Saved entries
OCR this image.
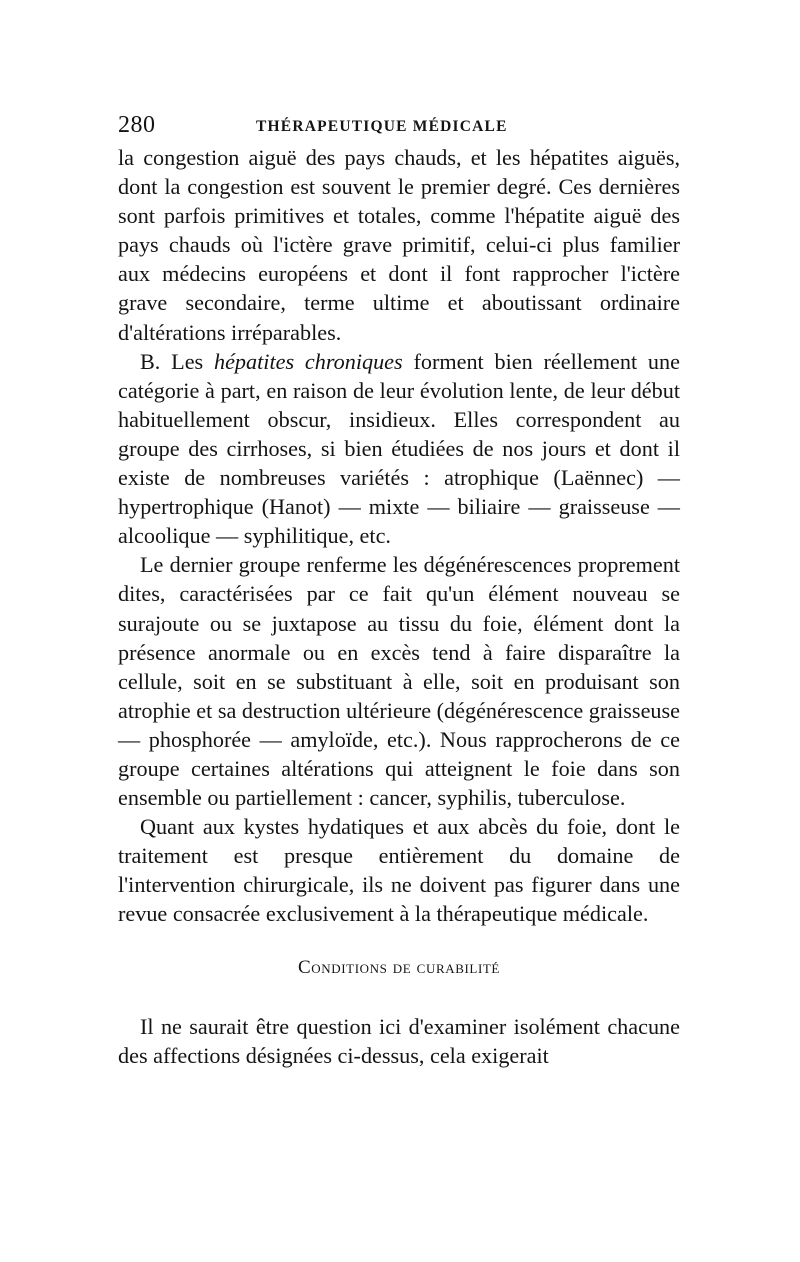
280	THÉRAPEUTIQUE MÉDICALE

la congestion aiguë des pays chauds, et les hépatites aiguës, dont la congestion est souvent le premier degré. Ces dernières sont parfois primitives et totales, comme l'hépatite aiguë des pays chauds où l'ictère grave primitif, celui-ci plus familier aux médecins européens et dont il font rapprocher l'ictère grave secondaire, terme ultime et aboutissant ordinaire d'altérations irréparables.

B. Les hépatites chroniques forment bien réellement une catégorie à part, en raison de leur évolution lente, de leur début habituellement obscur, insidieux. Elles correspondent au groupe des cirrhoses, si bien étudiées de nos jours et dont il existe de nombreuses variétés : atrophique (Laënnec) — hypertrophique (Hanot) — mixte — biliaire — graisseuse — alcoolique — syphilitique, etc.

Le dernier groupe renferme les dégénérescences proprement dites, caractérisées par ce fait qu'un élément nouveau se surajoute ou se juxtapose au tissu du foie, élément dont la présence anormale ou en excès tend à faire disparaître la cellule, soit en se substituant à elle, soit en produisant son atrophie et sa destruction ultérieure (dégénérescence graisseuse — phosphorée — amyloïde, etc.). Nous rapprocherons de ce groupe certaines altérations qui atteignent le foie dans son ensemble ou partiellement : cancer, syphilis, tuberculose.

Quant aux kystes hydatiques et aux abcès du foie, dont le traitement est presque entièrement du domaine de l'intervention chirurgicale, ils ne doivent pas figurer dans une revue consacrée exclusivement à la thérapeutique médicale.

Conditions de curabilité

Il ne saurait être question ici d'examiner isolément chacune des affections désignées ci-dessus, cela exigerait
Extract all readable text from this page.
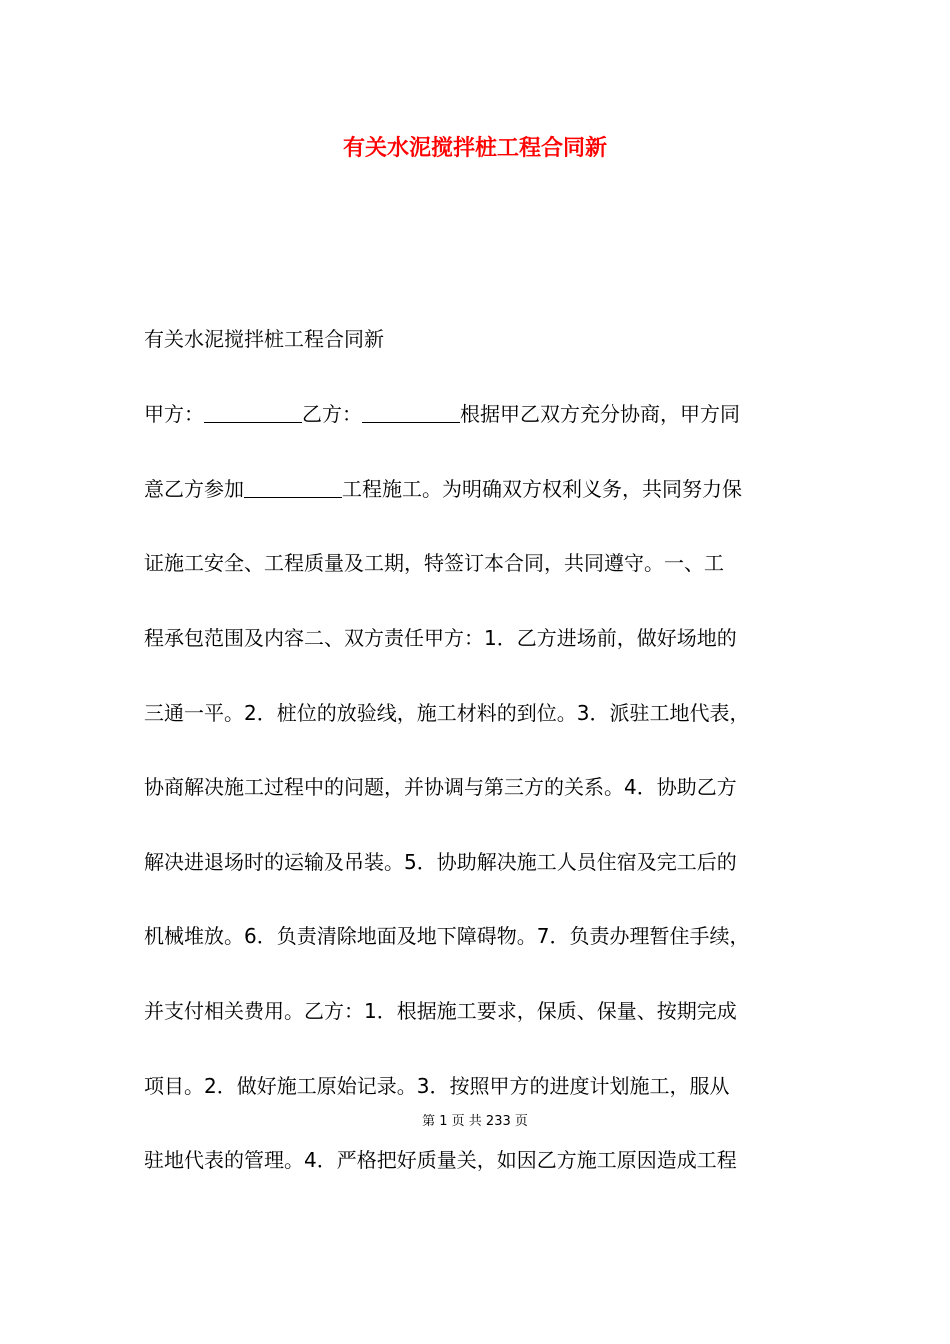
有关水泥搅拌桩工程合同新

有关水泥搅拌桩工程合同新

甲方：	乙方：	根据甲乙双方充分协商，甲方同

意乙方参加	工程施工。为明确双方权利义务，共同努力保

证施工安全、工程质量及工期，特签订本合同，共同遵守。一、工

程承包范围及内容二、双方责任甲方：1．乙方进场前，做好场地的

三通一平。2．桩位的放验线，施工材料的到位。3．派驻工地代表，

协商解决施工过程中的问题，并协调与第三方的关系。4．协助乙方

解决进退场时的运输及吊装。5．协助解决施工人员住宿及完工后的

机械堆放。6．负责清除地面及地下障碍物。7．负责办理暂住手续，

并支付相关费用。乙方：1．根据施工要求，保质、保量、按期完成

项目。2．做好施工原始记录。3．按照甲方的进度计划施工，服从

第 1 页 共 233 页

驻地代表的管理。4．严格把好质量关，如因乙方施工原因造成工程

Request:
Copy out all the data exactly; skip the pictures.

Answer to this problem:
OCR this image.
280	THÉRAPEUTIQUE MÉDICALE

la congestion aiguë des pays chauds, et les hépatites aiguës, dont la congestion est souvent le premier degré. Ces dernières sont parfois primitives et totales, comme l'hépatite aiguë des pays chauds où l'ictère grave primitif, celui-ci plus familier aux médecins européens et dont il font rapprocher l'ictère grave secondaire, terme ultime et aboutissant ordinaire d'altérations irréparables.

B. Les hépatites chroniques forment bien réellement une catégorie à part, en raison de leur évolution lente, de leur début habituellement obscur, insidieux. Elles correspondent au groupe des cirrhoses, si bien étudiées de nos jours et dont il existe de nombreuses variétés : atrophique (Laënnec) — hypertrophique (Hanot) — mixte — biliaire — graisseuse — alcoolique — syphilitique, etc.

Le dernier groupe renferme les dégénérescences proprement dites, caractérisées par ce fait qu'un élément nouveau se surajoute ou se juxtapose au tissu du foie, élément dont la présence anormale ou en excès tend à faire disparaître la cellule, soit en se substituant à elle, soit en produisant son atrophie et sa destruction ultérieure (dégénérescence graisseuse — phosphorée — amyloïde, etc.). Nous rapprocherons de ce groupe certaines altérations qui atteignent le foie dans son ensemble ou partiellement : cancer, syphilis, tuberculose.

Quant aux kystes hydatiques et aux abcès du foie, dont le traitement est presque entièrement du domaine de l'intervention chirurgicale, ils ne doivent pas figurer dans une revue consacrée exclusivement à la thérapeutique médicale.

Conditions de curabilité

Il ne saurait être question ici d'examiner isolément chacune des affections désignées ci-dessus, cela exigerait
Extract all readable text from this page.
有关水泥搅拌桩工程合同新

有关水泥搅拌桩工程合同新

甲方：	乙方：	根据甲乙双方充分协商，甲方同

意乙方参加	工程施工。为明确双方权利义务，共同努力保

证施工安全、工程质量及工期，特签订本合同，共同遵守。一、工

程承包范围及内容二、双方责任甲方：1．乙方进场前，做好场地的

三通一平。2．桩位的放验线，施工材料的到位。3．派驻工地代表，

协商解决施工过程中的问题，并协调与第三方的关系。4．协助乙方

解决进退场时的运输及吊装。5．协助解决施工人员住宿及完工后的

机械堆放。6．负责清除地面及地下障碍物。7．负责办理暂住手续，

并支付相关费用。乙方：1．根据施工要求，保质、保量、按期完成

项目。2．做好施工原始记录。3．按照甲方的进度计划施工，服从

第 1 页 共 233 页

驻地代表的管理。4．严格把好质量关，如因乙方施工原因造成工程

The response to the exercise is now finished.